Without the pictures, print each of the records below exactly as it appears.

(Collected data entries)
↓
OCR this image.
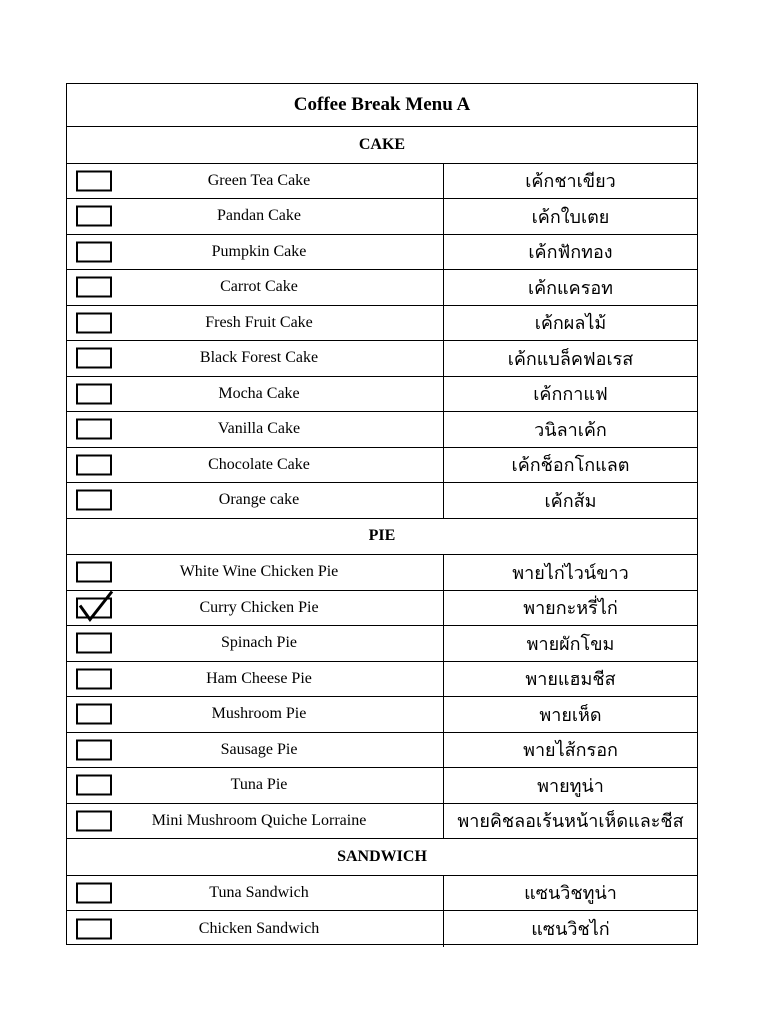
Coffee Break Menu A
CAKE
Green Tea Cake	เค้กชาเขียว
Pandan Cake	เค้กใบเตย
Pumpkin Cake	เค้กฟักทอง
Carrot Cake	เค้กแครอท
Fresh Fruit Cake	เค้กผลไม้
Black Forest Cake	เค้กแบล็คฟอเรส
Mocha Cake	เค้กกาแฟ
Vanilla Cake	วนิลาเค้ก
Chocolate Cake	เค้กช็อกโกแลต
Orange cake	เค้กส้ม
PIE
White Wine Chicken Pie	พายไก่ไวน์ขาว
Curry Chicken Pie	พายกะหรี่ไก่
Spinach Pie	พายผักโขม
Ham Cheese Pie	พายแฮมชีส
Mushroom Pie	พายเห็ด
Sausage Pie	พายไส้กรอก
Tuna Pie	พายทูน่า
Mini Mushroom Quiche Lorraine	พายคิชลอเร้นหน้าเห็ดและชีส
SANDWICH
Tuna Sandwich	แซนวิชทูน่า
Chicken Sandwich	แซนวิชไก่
↑
— PROBLEM SOLUTION —
OCR this image.
Coffee Break Menu A
CAKE
Green Tea Cake	เค้กชาเขียว
Pandan Cake	เค้กใบเตย
Pumpkin Cake	เค้กฟักทอง
Carrot Cake	เค้กแครอท
Fresh Fruit Cake	เค้กผลไม้
Black Forest Cake	เค้กแบล็คฟอเรส
Mocha Cake	เค้กกาแฟ
Vanilla Cake	วนิลาเค้ก
Chocolate Cake	เค้กช็อกโกแลต
Orange cake	เค้กส้ม
PIE
White Wine Chicken Pie	พายไก่ไวน์ขาว
Curry Chicken Pie	พายกะหรี่ไก่
Spinach Pie	พายผักโขม
Ham Cheese Pie	พายแฮมชีส
Mushroom Pie	พายเห็ด
Sausage Pie	พายไส้กรอก
Tuna Pie	พายทูน่า
Mini Mushroom Quiche Lorraine	พายคิชลอเร้นหน้าเห็ดและชีส
SANDWICH
Tuna Sandwich	แซนวิชทูน่า
Chicken Sandwich	แซนวิชไก่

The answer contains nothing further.